Task description >> Write out the entries below once more, exactly.

Raw records >>
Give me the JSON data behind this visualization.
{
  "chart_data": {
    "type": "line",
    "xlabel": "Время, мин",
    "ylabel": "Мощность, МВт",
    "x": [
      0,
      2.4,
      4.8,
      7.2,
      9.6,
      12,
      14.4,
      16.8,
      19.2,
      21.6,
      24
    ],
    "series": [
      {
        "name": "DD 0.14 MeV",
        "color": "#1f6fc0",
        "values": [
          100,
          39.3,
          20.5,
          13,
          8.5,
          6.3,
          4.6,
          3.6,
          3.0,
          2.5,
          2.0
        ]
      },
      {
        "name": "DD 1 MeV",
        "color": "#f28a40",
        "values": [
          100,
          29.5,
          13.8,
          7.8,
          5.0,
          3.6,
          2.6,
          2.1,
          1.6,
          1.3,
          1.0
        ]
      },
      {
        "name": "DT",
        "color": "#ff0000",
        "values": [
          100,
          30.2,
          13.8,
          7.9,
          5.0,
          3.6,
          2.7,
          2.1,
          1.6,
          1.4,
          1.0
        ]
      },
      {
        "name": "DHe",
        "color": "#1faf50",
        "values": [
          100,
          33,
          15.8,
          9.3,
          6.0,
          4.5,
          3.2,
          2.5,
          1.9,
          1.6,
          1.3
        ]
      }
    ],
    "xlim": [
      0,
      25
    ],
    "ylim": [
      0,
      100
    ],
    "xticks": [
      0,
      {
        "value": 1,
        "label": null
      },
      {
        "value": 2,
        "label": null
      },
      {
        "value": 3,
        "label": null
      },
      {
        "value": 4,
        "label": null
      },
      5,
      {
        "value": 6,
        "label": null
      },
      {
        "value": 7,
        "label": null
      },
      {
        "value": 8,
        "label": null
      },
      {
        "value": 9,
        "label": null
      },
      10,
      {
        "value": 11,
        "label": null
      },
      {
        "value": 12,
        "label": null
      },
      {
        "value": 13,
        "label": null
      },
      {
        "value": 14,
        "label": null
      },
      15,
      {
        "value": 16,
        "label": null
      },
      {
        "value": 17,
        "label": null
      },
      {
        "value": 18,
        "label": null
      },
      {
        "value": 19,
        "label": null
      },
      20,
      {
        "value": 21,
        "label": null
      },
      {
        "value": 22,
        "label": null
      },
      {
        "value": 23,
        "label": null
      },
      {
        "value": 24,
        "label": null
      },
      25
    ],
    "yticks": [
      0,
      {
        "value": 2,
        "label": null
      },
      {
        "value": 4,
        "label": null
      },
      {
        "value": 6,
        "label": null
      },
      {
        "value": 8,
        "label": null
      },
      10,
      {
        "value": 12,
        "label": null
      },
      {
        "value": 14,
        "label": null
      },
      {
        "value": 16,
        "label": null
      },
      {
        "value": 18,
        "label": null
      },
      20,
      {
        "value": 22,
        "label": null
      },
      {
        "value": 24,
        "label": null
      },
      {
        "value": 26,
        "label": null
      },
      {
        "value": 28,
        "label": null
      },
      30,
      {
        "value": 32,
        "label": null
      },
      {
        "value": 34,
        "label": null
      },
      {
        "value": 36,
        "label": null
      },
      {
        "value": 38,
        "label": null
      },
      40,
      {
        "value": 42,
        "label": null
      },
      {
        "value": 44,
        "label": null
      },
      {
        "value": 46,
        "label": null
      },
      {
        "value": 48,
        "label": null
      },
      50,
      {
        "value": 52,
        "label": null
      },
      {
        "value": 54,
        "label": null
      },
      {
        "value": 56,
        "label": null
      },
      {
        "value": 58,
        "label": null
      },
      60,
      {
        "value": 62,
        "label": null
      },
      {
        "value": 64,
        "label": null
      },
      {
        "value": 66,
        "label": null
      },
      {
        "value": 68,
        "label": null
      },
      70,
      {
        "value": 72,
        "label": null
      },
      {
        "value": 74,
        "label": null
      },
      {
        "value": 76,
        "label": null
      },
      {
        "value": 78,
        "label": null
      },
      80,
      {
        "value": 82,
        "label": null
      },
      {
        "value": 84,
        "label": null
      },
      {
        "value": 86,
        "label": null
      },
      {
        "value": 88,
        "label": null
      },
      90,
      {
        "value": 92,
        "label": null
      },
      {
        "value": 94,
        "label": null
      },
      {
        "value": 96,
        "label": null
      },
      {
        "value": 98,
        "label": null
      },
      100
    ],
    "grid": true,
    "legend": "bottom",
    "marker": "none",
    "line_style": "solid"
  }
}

Task response >>
Give me the JSON data behind this visualization.
{
  "chart_data": {
    "type": "line",
    "xlabel": "Время, мин",
    "ylabel": "Мощность, МВт",
    "x": [
      0,
      2.4,
      4.8,
      7.2,
      9.6,
      12,
      14.4,
      16.8,
      19.2,
      21.6,
      24
    ],
    "series": [
      {
        "name": "DD 0.14 MeV",
        "color": "#1f6fc0",
        "values": [
          100,
          39.3,
          20.5,
          13,
          8.5,
          6.3,
          4.6,
          3.6,
          3.0,
          2.5,
          2.0
        ]
      },
      {
        "name": "DD 1 MeV",
        "color": "#f28a40",
        "values": [
          100,
          29.5,
          13.8,
          7.8,
          5.0,
          3.6,
          2.6,
          2.1,
          1.6,
          1.3,
          1.0
        ]
      },
      {
        "name": "DT",
        "color": "#ff0000",
        "values": [
          100,
          30.2,
          13.8,
          7.9,
          5.0,
          3.6,
          2.7,
          2.1,
          1.6,
          1.4,
          1.0
        ]
      },
      {
        "name": "DHe",
        "color": "#1faf50",
        "values": [
          100,
          33,
          15.8,
          9.3,
          6.0,
          4.5,
          3.2,
          2.5,
          1.9,
          1.6,
          1.3
        ]
      }
    ],
    "xlim": [
      0,
      25
    ],
    "ylim": [
      0,
      100
    ],
    "xticks": [
      0,
      {
        "value": 1,
        "label": null
      },
      {
        "value": 2,
        "label": null
      },
      {
        "value": 3,
        "label": null
      },
      {
        "value": 4,
        "label": null
      },
      5,
      {
        "value": 6,
        "label": null
      },
      {
        "value": 7,
        "label": null
      },
      {
        "value": 8,
        "label": null
      },
      {
        "value": 9,
        "label": null
      },
      10,
      {
        "value": 11,
        "label": null
      },
      {
        "value": 12,
        "label": null
      },
      {
        "value": 13,
        "label": null
      },
      {
        "value": 14,
        "label": null
      },
      15,
      {
        "value": 16,
        "label": null
      },
      {
        "value": 17,
        "label": null
      },
      {
        "value": 18,
        "label": null
      },
      {
        "value": 19,
        "label": null
      },
      20,
      {
        "value": 21,
        "label": null
      },
      {
        "value": 22,
        "label": null
      },
      {
        "value": 23,
        "label": null
      },
      {
        "value": 24,
        "label": null
      },
      25
    ],
    "yticks": [
      0,
      {
        "value": 2,
        "label": null
      },
      {
        "value": 4,
        "label": null
      },
      {
        "value": 6,
        "label": null
      },
      {
        "value": 8,
        "label": null
      },
      10,
      {
        "value": 12,
        "label": null
      },
      {
        "value": 14,
        "label": null
      },
      {
        "value": 16,
        "label": null
      },
      {
        "value": 18,
        "label": null
      },
      20,
      {
        "value": 22,
        "label": null
      },
      {
        "value": 24,
        "label": null
      },
      {
        "value": 26,
        "label": null
      },
      {
        "value": 28,
        "label": null
      },
      30,
      {
        "value": 32,
        "label": null
      },
      {
        "value": 34,
        "label": null
      },
      {
        "value": 36,
        "label": null
      },
      {
        "value": 38,
        "label": null
      },
      40,
      {
        "value": 42,
        "label": null
      },
      {
        "value": 44,
        "label": null
      },
      {
        "value": 46,
        "label": null
      },
      {
        "value": 48,
        "label": null
      },
      50,
      {
        "value": 52,
        "label": null
      },
      {
        "value": 54,
        "label": null
      },
      {
        "value": 56,
        "label": null
      },
      {
        "value": 58,
        "label": null
      },
      60,
      {
        "value": 62,
        "label": null
      },
      {
        "value": 64,
        "label": null
      },
      {
        "value": 66,
        "label": null
      },
      {
        "value": 68,
        "label": null
      },
      70,
      {
        "value": 72,
        "label": null
      },
      {
        "value": 74,
        "label": null
      },
      {
        "value": 76,
        "label": null
      },
      {
        "value": 78,
        "label": null
      },
      80,
      {
        "value": 82,
        "label": null
      },
      {
        "value": 84,
        "label": null
      },
      {
        "value": 86,
        "label": null
      },
      {
        "value": 88,
        "label": null
      },
      90,
      {
        "value": 92,
        "label": null
      },
      {
        "value": 94,
        "label": null
      },
      {
        "value": 96,
        "label": null
      },
      {
        "value": 98,
        "label": null
      },
      100
    ],
    "grid": true,
    "legend": "bottom",
    "marker": "none",
    "line_style": "solid"
  }
}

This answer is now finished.